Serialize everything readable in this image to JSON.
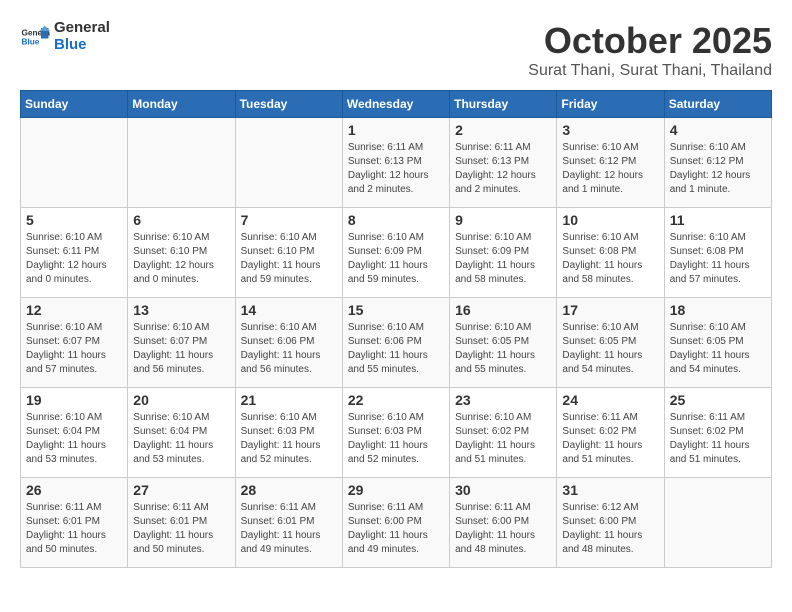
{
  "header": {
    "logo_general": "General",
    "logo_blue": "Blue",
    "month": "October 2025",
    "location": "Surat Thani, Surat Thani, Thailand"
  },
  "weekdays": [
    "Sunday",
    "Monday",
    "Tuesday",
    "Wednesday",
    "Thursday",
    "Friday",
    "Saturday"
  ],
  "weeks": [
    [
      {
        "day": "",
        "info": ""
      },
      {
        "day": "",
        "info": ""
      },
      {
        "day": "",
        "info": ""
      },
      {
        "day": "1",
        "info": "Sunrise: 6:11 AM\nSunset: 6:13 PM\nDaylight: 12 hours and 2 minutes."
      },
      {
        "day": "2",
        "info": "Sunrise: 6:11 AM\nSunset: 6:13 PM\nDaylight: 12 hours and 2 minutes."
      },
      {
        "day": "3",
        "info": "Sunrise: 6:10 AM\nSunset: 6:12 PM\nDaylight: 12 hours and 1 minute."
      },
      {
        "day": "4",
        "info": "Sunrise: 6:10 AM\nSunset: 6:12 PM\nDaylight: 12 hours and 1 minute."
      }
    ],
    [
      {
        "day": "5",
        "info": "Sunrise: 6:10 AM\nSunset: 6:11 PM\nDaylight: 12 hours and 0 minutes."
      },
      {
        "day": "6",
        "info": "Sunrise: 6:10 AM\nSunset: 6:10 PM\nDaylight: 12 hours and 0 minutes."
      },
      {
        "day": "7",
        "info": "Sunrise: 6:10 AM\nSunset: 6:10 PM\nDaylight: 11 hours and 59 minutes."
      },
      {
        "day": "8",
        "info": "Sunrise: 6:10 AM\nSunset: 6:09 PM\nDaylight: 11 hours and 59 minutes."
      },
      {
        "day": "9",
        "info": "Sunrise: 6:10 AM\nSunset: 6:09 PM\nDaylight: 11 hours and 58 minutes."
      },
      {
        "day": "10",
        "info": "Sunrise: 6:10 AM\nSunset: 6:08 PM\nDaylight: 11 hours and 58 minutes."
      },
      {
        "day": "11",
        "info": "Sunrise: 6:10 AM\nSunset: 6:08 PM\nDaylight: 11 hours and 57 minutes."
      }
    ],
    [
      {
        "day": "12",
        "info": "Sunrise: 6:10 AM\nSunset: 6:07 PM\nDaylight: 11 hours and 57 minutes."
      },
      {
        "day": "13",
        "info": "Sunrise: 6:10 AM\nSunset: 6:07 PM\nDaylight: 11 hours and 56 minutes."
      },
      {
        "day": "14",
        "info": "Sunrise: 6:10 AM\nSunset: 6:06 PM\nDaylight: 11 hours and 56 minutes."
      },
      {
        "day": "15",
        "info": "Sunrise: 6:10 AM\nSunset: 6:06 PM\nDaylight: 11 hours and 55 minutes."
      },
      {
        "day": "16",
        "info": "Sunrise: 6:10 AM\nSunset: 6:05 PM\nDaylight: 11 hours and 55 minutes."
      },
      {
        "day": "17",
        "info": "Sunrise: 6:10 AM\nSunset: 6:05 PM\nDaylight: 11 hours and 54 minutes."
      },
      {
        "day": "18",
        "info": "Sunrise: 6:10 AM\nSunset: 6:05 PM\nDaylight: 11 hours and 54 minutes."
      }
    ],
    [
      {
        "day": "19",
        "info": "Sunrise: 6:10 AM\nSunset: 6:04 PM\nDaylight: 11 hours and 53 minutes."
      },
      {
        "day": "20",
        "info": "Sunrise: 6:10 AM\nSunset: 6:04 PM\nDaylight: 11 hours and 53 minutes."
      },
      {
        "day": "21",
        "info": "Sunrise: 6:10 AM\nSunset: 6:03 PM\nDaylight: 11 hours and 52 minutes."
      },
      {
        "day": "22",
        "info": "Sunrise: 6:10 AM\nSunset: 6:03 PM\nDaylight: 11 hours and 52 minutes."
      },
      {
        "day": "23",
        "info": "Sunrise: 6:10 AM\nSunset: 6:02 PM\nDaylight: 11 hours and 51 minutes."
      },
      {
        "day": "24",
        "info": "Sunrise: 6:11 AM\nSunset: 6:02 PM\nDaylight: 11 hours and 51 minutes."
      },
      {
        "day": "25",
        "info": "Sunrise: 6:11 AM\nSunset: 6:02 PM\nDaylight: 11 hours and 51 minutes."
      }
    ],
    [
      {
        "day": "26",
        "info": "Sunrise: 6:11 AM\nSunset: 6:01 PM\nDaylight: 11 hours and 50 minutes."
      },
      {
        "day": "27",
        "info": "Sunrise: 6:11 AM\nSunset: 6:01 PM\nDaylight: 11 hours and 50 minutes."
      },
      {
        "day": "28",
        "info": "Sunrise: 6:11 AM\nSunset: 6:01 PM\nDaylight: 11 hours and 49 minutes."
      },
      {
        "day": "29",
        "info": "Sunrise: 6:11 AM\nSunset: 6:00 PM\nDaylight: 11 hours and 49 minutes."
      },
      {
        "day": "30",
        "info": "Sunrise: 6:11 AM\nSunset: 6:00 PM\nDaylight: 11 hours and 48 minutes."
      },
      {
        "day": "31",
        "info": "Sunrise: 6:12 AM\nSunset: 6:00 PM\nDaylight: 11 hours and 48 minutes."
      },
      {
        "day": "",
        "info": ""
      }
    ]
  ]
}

--

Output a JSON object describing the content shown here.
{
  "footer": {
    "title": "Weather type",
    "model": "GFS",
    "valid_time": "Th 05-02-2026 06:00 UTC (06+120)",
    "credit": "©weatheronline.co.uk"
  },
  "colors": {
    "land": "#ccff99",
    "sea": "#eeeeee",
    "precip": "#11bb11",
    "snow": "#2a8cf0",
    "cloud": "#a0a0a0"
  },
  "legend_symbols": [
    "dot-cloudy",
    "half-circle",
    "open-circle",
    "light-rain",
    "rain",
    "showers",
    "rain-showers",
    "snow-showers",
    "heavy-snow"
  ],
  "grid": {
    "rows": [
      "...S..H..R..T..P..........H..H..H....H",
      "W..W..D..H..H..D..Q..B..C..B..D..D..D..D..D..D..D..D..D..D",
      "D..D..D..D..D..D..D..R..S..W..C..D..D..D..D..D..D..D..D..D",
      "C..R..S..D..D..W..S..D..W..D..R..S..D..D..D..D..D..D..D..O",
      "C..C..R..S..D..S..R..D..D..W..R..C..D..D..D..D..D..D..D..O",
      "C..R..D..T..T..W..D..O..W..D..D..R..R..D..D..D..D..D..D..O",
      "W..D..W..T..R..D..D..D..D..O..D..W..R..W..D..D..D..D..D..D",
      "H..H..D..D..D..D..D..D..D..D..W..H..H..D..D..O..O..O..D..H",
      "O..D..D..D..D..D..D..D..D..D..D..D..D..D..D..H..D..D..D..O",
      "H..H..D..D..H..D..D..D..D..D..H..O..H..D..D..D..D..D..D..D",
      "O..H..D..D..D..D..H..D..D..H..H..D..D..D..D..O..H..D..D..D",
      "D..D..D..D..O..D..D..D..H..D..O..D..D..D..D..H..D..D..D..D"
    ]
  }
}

PROBLEM TO WORK ON =
Read the entries and pick out all lines that include the word "JSON".

FINAL RESULT =
Serialize everything readable in this image to JSON.
Output a JSON object describing the content shown here.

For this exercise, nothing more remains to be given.